_Problem details_
Filter the data for lines with the word "Learn", then copy every line so identified.
□ □ □
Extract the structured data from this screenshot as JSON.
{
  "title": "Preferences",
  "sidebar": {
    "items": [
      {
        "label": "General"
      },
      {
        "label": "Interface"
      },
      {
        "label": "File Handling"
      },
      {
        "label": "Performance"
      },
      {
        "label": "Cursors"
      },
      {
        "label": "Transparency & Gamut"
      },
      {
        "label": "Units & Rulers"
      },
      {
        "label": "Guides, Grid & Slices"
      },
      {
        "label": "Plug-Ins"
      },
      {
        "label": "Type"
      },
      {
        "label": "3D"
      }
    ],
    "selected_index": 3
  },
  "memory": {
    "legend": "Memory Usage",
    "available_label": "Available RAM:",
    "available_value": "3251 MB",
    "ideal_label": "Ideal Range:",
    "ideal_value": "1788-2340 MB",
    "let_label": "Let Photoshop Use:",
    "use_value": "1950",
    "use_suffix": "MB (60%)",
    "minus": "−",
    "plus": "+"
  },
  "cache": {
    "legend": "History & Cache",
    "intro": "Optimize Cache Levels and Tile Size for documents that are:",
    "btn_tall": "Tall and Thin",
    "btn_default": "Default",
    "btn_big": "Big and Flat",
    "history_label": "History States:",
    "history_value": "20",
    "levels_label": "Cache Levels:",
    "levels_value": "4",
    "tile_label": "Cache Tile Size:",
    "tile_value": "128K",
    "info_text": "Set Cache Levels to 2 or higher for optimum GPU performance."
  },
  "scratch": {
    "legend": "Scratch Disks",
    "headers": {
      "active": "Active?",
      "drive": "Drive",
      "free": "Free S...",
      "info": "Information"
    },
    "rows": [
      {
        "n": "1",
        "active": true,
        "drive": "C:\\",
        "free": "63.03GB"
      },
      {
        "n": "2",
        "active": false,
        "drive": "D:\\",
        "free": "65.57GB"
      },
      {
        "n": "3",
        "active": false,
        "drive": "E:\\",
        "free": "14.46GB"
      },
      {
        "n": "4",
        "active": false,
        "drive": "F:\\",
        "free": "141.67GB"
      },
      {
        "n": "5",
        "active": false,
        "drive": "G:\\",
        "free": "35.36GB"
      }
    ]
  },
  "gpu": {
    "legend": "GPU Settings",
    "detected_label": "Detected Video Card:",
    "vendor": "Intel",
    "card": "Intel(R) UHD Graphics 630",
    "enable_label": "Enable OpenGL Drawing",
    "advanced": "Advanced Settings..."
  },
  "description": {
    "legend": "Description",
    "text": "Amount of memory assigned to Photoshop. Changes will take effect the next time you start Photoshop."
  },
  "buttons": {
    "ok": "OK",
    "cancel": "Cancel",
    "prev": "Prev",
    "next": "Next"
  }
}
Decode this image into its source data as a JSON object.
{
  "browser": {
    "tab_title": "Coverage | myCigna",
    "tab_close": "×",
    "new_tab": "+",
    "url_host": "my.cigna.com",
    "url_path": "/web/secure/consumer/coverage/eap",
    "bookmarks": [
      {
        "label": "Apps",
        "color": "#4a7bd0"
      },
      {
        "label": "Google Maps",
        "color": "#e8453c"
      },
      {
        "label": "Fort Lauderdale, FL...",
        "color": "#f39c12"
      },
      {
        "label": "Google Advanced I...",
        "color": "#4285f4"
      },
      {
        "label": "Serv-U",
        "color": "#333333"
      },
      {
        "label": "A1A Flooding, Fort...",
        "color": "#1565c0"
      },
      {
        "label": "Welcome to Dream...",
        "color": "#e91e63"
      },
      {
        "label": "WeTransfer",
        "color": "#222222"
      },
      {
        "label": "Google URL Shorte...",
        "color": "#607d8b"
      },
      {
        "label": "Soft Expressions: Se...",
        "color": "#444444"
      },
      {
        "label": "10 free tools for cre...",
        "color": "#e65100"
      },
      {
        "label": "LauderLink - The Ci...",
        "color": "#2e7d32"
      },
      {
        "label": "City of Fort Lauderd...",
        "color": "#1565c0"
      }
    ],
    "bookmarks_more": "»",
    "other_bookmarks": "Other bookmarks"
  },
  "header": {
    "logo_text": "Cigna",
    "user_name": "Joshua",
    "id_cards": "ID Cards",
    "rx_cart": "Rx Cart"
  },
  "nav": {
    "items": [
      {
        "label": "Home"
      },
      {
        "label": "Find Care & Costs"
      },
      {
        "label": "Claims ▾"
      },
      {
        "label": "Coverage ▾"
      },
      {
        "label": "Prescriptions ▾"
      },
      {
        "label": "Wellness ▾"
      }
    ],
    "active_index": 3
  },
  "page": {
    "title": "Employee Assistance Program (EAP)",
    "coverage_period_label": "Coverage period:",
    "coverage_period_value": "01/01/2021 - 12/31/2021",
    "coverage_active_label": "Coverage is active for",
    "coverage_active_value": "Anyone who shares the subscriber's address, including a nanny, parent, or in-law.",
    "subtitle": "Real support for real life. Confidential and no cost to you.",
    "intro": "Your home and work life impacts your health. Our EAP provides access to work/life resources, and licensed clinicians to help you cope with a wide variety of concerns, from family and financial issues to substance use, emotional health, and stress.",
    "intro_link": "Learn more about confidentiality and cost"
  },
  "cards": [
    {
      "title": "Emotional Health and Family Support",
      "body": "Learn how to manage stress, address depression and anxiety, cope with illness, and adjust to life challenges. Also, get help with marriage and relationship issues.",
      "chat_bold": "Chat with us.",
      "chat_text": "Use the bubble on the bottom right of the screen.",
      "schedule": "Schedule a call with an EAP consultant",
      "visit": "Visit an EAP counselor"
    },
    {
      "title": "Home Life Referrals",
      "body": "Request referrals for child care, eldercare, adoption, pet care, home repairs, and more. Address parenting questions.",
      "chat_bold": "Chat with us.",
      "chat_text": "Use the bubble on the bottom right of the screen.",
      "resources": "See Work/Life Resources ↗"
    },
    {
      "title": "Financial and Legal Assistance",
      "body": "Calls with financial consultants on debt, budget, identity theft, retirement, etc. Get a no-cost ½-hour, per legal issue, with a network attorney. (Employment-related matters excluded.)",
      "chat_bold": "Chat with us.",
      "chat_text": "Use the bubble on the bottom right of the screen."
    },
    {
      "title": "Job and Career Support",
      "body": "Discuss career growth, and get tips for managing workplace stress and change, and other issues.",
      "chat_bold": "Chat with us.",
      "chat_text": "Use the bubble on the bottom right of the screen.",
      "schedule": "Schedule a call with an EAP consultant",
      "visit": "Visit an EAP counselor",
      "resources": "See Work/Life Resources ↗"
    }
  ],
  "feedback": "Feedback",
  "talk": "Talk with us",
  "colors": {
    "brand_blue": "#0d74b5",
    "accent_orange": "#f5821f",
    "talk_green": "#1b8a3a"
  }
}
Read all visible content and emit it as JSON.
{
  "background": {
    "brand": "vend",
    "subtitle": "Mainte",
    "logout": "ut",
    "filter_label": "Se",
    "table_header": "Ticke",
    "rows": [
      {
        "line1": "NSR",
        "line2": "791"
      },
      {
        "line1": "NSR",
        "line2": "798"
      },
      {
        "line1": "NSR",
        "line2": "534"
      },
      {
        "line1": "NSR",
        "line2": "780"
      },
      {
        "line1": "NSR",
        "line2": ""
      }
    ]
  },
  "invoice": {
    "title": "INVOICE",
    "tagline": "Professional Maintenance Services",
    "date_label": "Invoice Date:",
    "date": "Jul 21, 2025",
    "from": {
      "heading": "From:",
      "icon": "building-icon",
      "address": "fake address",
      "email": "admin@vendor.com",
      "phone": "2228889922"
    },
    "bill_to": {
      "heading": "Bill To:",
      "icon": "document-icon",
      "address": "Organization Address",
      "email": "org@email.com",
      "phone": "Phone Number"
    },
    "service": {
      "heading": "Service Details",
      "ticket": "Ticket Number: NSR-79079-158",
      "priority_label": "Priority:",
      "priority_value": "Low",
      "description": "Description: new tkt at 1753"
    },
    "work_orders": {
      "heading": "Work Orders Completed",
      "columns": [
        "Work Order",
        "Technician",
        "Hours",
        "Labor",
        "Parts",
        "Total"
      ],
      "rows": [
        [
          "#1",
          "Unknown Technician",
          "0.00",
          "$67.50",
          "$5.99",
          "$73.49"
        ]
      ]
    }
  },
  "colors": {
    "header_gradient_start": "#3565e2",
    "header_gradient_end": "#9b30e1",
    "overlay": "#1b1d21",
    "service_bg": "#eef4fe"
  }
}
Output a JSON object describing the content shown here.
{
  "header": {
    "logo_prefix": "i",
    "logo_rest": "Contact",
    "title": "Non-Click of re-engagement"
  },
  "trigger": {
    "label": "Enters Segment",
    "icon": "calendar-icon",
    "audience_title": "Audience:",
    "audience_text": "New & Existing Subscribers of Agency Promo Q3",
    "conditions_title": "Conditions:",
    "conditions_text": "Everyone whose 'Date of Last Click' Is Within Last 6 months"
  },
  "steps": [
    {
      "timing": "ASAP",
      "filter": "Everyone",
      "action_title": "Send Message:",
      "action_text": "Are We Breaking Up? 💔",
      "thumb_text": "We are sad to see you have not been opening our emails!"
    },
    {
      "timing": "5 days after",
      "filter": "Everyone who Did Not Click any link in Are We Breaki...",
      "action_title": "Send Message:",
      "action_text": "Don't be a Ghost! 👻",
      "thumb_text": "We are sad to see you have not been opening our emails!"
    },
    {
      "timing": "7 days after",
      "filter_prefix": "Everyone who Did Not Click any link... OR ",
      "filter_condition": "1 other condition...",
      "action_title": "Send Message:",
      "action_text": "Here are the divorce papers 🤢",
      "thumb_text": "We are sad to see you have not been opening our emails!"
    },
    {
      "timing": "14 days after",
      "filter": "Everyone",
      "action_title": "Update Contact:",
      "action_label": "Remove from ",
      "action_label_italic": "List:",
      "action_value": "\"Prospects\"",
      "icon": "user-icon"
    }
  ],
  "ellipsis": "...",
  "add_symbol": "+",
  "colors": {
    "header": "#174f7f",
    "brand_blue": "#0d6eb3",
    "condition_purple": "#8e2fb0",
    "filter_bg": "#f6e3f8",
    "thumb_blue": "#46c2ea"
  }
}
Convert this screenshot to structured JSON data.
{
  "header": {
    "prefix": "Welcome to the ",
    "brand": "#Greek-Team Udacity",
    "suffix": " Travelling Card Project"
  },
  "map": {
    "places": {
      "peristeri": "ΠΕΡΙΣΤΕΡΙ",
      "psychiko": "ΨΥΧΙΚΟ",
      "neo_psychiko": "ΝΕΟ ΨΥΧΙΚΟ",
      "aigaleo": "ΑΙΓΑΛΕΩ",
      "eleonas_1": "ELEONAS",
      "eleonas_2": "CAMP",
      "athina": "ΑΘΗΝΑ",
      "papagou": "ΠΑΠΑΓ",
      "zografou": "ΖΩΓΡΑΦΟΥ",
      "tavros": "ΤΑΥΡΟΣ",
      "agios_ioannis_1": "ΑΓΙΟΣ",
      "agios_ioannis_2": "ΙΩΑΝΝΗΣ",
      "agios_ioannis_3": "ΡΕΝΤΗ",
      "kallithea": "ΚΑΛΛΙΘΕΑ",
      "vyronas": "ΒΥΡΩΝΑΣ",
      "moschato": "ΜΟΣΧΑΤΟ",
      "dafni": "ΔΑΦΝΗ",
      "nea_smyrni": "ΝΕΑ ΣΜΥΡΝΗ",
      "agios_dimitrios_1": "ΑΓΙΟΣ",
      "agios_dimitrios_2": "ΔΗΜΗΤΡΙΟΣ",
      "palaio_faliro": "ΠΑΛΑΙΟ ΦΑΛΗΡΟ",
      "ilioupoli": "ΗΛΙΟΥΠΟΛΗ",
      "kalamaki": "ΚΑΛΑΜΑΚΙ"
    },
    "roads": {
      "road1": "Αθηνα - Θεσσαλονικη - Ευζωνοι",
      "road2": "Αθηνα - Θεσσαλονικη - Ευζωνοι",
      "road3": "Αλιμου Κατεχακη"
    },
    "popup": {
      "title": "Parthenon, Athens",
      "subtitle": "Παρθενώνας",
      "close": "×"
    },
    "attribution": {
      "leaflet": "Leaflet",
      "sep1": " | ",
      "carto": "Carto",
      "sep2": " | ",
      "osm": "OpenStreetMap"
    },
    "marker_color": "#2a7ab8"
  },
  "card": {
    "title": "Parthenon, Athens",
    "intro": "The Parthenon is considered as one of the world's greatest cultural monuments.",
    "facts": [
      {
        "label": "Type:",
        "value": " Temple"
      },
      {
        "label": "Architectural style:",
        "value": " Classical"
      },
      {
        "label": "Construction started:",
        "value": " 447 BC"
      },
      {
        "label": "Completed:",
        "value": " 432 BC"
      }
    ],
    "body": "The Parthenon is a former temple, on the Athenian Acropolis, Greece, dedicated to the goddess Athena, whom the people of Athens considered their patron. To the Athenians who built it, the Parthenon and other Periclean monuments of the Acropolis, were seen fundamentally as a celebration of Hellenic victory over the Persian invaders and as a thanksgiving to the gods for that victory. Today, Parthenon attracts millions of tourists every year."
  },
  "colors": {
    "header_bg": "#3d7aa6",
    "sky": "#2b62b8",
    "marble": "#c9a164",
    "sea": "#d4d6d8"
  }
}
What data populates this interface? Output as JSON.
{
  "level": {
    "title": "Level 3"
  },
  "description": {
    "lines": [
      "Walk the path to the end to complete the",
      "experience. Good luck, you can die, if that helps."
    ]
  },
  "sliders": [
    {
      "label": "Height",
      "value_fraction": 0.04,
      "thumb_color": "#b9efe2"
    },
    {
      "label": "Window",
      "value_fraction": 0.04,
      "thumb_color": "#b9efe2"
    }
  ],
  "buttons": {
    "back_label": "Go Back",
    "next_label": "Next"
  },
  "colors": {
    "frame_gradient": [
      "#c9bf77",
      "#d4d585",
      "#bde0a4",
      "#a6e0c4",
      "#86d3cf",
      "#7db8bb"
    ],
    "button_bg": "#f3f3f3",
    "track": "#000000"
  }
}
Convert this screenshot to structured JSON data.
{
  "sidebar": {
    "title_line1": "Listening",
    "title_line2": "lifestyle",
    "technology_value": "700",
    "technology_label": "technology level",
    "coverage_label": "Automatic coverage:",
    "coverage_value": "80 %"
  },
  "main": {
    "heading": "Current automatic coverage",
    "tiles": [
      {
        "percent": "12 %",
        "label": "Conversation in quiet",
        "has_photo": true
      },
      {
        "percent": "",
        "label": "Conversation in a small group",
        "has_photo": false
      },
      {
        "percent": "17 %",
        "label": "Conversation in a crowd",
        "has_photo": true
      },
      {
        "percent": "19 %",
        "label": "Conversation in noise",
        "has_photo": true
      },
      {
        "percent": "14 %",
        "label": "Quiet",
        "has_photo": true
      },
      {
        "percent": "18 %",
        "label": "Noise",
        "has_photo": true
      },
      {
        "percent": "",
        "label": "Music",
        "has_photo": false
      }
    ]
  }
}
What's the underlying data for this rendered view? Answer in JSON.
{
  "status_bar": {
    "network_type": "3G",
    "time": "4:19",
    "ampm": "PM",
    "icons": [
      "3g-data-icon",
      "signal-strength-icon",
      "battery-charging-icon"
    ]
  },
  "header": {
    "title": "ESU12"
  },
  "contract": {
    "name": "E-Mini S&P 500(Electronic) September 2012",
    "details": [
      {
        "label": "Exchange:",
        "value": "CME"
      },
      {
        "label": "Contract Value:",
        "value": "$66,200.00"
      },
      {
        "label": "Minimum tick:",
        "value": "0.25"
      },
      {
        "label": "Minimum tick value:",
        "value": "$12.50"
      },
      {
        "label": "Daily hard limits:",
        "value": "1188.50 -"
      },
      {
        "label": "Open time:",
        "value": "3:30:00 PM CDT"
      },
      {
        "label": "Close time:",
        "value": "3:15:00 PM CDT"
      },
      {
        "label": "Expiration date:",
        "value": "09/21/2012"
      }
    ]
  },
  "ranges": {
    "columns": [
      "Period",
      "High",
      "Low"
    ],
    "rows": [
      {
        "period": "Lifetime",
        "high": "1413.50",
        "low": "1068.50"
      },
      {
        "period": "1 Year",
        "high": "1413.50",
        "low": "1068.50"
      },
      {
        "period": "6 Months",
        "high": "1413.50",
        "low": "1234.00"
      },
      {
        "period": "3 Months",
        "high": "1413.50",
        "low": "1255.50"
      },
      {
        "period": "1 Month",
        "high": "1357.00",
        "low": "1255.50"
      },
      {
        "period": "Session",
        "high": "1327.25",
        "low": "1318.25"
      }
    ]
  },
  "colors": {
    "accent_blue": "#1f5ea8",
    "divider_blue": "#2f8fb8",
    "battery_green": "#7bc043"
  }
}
□ □ □
_Answer to the exercise_
    "intro_link": "Learn more about confidentiality and cost"
      "body": "Learn how to manage stress, address depression and anxiety, cope with illness, and adjust to life challenges. Also, get help with marriage and relationship issues.",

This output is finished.